Items from a dataset.
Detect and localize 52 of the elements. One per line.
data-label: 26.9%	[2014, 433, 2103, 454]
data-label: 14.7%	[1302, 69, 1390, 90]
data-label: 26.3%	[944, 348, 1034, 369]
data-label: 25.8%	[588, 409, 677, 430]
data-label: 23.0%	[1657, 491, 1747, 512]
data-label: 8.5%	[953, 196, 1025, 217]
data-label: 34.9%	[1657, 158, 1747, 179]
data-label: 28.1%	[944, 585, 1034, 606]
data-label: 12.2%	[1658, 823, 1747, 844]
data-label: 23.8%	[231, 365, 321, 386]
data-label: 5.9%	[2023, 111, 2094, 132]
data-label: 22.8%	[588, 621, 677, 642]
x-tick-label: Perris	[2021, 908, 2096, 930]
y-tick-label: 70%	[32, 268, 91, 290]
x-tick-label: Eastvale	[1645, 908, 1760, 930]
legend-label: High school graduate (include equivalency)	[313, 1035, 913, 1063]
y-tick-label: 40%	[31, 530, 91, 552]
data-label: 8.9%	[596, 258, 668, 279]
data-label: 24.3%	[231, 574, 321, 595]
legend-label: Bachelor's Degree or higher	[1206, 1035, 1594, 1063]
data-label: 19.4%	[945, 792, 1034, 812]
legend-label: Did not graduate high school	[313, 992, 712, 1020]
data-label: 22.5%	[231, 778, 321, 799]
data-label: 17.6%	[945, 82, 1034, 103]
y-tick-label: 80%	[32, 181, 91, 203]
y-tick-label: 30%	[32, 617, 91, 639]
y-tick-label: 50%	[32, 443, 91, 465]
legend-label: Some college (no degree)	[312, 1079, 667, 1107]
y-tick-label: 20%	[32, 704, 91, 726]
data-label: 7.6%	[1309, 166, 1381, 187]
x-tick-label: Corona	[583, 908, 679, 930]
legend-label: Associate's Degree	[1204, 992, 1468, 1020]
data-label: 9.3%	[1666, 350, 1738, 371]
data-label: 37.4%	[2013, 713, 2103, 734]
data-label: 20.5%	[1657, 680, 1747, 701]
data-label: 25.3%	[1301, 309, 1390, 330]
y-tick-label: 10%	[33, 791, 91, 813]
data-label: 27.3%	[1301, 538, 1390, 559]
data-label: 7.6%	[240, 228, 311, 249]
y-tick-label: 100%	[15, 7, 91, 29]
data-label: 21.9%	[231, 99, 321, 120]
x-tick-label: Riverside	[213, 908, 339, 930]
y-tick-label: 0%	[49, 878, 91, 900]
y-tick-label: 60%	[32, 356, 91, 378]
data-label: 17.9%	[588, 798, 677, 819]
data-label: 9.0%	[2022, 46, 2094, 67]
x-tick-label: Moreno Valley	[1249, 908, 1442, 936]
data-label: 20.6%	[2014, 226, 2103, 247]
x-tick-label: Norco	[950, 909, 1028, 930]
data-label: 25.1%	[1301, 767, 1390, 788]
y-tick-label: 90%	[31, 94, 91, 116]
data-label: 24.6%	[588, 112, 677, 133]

Job. Pull every line out of the material above and reproduce each one unchanged, in the same order.

Full output.
Detect and localize 52 of the elements. One per line.
data-label: 26.9%	[2014, 433, 2103, 454]
data-label: 14.7%	[1302, 69, 1390, 90]
data-label: 26.3%	[944, 348, 1034, 369]
data-label: 25.8%	[588, 409, 677, 430]
data-label: 23.0%	[1657, 491, 1747, 512]
data-label: 8.5%	[953, 196, 1025, 217]
data-label: 34.9%	[1657, 158, 1747, 179]
data-label: 28.1%	[944, 585, 1034, 606]
data-label: 12.2%	[1658, 823, 1747, 844]
data-label: 23.8%	[231, 365, 321, 386]
data-label: 5.9%	[2023, 111, 2094, 132]
data-label: 22.8%	[588, 621, 677, 642]
x-tick-label: Perris	[2021, 908, 2096, 930]
y-tick-label: 70%	[32, 268, 91, 290]
x-tick-label: Eastvale	[1645, 908, 1760, 930]
legend-label: High school graduate (include equivalency)	[313, 1035, 913, 1063]
y-tick-label: 40%	[31, 530, 91, 552]
data-label: 8.9%	[596, 258, 668, 279]
data-label: 24.3%	[231, 574, 321, 595]
legend-label: Bachelor's Degree or higher	[1206, 1035, 1594, 1063]
data-label: 19.4%	[945, 792, 1034, 812]
legend-label: Did not graduate high school	[313, 992, 712, 1020]
data-label: 22.5%	[231, 778, 321, 799]
data-label: 17.6%	[945, 82, 1034, 103]
y-tick-label: 80%	[32, 181, 91, 203]
y-tick-label: 30%	[32, 617, 91, 639]
y-tick-label: 50%	[32, 443, 91, 465]
legend-label: Some college (no degree)	[312, 1079, 667, 1107]
y-tick-label: 20%	[32, 704, 91, 726]
data-label: 7.6%	[1309, 166, 1381, 187]
x-tick-label: Corona	[583, 908, 679, 930]
legend-label: Associate's Degree	[1204, 992, 1468, 1020]
data-label: 9.3%	[1666, 350, 1738, 371]
data-label: 37.4%	[2013, 713, 2103, 734]
data-label: 20.5%	[1657, 680, 1747, 701]
data-label: 25.3%	[1301, 309, 1390, 330]
y-tick-label: 10%	[33, 791, 91, 813]
data-label: 27.3%	[1301, 538, 1390, 559]
data-label: 7.6%	[240, 228, 311, 249]
y-tick-label: 100%	[15, 7, 91, 29]
data-label: 21.9%	[231, 99, 321, 120]
x-tick-label: Riverside	[213, 908, 339, 930]
y-tick-label: 0%	[49, 878, 91, 900]
y-tick-label: 60%	[32, 356, 91, 378]
data-label: 17.9%	[588, 798, 677, 819]
data-label: 9.0%	[2022, 46, 2094, 67]
x-tick-label: Moreno Valley	[1249, 908, 1442, 936]
data-label: 20.6%	[2014, 226, 2103, 247]
x-tick-label: Norco	[950, 909, 1028, 930]
data-label: 25.1%	[1301, 767, 1390, 788]
y-tick-label: 90%	[31, 94, 91, 116]
data-label: 24.6%	[588, 112, 677, 133]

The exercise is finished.